§ **WHAT THE EXERCISE ASKS**
Reproduce all entries word for word.

§ **RECORDS FOR THE EXERCISE**
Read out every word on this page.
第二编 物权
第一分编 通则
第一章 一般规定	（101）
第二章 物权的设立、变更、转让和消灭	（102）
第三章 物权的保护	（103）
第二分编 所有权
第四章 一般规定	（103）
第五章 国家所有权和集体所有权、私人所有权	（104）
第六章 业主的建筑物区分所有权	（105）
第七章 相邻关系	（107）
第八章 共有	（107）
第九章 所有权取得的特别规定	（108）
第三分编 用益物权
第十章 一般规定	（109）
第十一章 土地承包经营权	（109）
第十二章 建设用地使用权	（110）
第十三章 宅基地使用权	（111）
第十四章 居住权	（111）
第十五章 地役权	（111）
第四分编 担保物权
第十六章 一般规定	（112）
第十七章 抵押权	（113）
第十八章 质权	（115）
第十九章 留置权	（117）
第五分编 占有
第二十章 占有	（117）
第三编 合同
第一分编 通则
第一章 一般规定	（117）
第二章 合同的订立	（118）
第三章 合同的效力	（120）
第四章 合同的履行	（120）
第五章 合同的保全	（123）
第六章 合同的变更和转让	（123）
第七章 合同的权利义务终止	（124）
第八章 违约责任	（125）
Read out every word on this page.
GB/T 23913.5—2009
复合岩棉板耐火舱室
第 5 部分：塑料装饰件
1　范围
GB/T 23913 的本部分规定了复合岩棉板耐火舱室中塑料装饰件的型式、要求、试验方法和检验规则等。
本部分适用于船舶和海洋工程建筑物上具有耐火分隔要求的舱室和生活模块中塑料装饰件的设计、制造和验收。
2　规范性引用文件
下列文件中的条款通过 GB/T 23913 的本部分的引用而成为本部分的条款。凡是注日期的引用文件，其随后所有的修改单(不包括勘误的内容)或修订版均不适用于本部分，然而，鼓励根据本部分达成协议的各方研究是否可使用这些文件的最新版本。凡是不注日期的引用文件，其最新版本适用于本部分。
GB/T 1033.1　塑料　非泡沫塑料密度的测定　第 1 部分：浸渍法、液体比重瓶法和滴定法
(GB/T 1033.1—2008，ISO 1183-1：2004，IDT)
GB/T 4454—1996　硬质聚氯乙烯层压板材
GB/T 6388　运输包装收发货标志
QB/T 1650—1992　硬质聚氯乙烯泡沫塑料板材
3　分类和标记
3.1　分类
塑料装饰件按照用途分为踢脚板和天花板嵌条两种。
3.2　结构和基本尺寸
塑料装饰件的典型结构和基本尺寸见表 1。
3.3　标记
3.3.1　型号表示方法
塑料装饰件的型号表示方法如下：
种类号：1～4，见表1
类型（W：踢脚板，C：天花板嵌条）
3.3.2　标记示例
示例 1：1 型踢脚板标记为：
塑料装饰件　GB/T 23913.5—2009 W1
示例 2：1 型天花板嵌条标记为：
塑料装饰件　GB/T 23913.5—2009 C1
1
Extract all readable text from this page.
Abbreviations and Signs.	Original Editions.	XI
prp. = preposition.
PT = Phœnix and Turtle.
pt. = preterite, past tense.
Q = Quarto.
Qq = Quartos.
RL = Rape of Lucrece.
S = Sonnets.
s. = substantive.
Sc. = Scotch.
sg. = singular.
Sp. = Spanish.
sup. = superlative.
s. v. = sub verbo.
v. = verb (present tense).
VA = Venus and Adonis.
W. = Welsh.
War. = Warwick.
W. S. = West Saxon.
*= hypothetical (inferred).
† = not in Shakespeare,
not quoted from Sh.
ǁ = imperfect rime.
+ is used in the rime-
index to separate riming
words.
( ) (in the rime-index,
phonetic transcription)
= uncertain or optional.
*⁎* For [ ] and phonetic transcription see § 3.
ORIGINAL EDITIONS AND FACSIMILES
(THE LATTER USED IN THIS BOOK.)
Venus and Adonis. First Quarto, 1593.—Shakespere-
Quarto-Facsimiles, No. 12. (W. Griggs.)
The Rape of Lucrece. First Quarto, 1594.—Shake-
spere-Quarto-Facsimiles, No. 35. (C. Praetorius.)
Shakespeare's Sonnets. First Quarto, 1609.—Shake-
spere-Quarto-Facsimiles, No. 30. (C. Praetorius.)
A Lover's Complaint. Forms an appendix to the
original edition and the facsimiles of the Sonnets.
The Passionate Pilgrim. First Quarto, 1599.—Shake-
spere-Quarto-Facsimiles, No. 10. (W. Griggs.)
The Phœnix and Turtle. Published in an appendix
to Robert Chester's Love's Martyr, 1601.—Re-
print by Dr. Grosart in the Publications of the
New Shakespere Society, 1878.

§ **TASK RESPONSE**
Read out every word on this page.
第二编 物权
第一分编 通则
第一章 一般规定	（101）
第二章 物权的设立、变更、转让和消灭	（102）
第三章 物权的保护	（103）
第二分编 所有权
第四章 一般规定	（103）
第五章 国家所有权和集体所有权、私人所有权	（104）
第六章 业主的建筑物区分所有权	（105）
第七章 相邻关系	（107）
第八章 共有	（107）
第九章 所有权取得的特别规定	（108）
第三分编 用益物权
第十章 一般规定	（109）
第十一章 土地承包经营权	（109）
第十二章 建设用地使用权	（110）
第十三章 宅基地使用权	（111）
第十四章 居住权	（111）
第十五章 地役权	（111）
第四分编 担保物权
第十六章 一般规定	（112）
第十七章 抵押权	（113）
第十八章 质权	（115）
第十九章 留置权	（117）
第五分编 占有
第二十章 占有	（117）
第三编 合同
第一分编 通则
第一章 一般规定	（117）
第二章 合同的订立	（118）
第三章 合同的效力	（120）
第四章 合同的履行	（120）
第五章 合同的保全	（123）
第六章 合同的变更和转让	（123）
第七章 合同的权利义务终止	（124）
第八章 违约责任	（125）
Read out every word on this page.
GB/T 23913.5—2009
复合岩棉板耐火舱室
第 5 部分：塑料装饰件
1　范围
GB/T 23913 的本部分规定了复合岩棉板耐火舱室中塑料装饰件的型式、要求、试验方法和检验规则等。
本部分适用于船舶和海洋工程建筑物上具有耐火分隔要求的舱室和生活模块中塑料装饰件的设计、制造和验收。
2　规范性引用文件
下列文件中的条款通过 GB/T 23913 的本部分的引用而成为本部分的条款。凡是注日期的引用文件，其随后所有的修改单(不包括勘误的内容)或修订版均不适用于本部分，然而，鼓励根据本部分达成协议的各方研究是否可使用这些文件的最新版本。凡是不注日期的引用文件，其最新版本适用于本部分。
GB/T 1033.1　塑料　非泡沫塑料密度的测定　第 1 部分：浸渍法、液体比重瓶法和滴定法
(GB/T 1033.1—2008，ISO 1183-1：2004，IDT)
GB/T 4454—1996　硬质聚氯乙烯层压板材
GB/T 6388　运输包装收发货标志
QB/T 1650—1992　硬质聚氯乙烯泡沫塑料板材
3　分类和标记
3.1　分类
塑料装饰件按照用途分为踢脚板和天花板嵌条两种。
3.2　结构和基本尺寸
塑料装饰件的典型结构和基本尺寸见表 1。
3.3　标记
3.3.1　型号表示方法
塑料装饰件的型号表示方法如下：
种类号：1～4，见表1
类型（W：踢脚板，C：天花板嵌条）
3.3.2　标记示例
示例 1：1 型踢脚板标记为：
塑料装饰件　GB/T 23913.5—2009 W1
示例 2：1 型天花板嵌条标记为：
塑料装饰件　GB/T 23913.5—2009 C1
1
Extract all readable text from this page.
Abbreviations and Signs.	Original Editions.	XI
prp. = preposition.
PT = Phœnix and Turtle.
pt. = preterite, past tense.
Q = Quarto.
Qq = Quartos.
RL = Rape of Lucrece.
S = Sonnets.
s. = substantive.
Sc. = Scotch.
sg. = singular.
Sp. = Spanish.
sup. = superlative.
s. v. = sub verbo.
v. = verb (present tense).
VA = Venus and Adonis.
W. = Welsh.
War. = Warwick.
W. S. = West Saxon.
*= hypothetical (inferred).
† = not in Shakespeare,
not quoted from Sh.
ǁ = imperfect rime.
+ is used in the rime-
index to separate riming
words.
( ) (in the rime-index,
phonetic transcription)
= uncertain or optional.
*⁎* For [ ] and phonetic transcription see § 3.
ORIGINAL EDITIONS AND FACSIMILES
(THE LATTER USED IN THIS BOOK.)
Venus and Adonis. First Quarto, 1593.—Shakespere-
Quarto-Facsimiles, No. 12. (W. Griggs.)
The Rape of Lucrece. First Quarto, 1594.—Shake-
spere-Quarto-Facsimiles, No. 35. (C. Praetorius.)
Shakespeare's Sonnets. First Quarto, 1609.—Shake-
spere-Quarto-Facsimiles, No. 30. (C. Praetorius.)
A Lover's Complaint. Forms an appendix to the
original edition and the facsimiles of the Sonnets.
The Passionate Pilgrim. First Quarto, 1599.—Shake-
spere-Quarto-Facsimiles, No. 10. (W. Griggs.)
The Phœnix and Turtle. Published in an appendix
to Robert Chester's Love's Martyr, 1601.—Re-
print by Dr. Grosart in the Publications of the
New Shakespere Society, 1878.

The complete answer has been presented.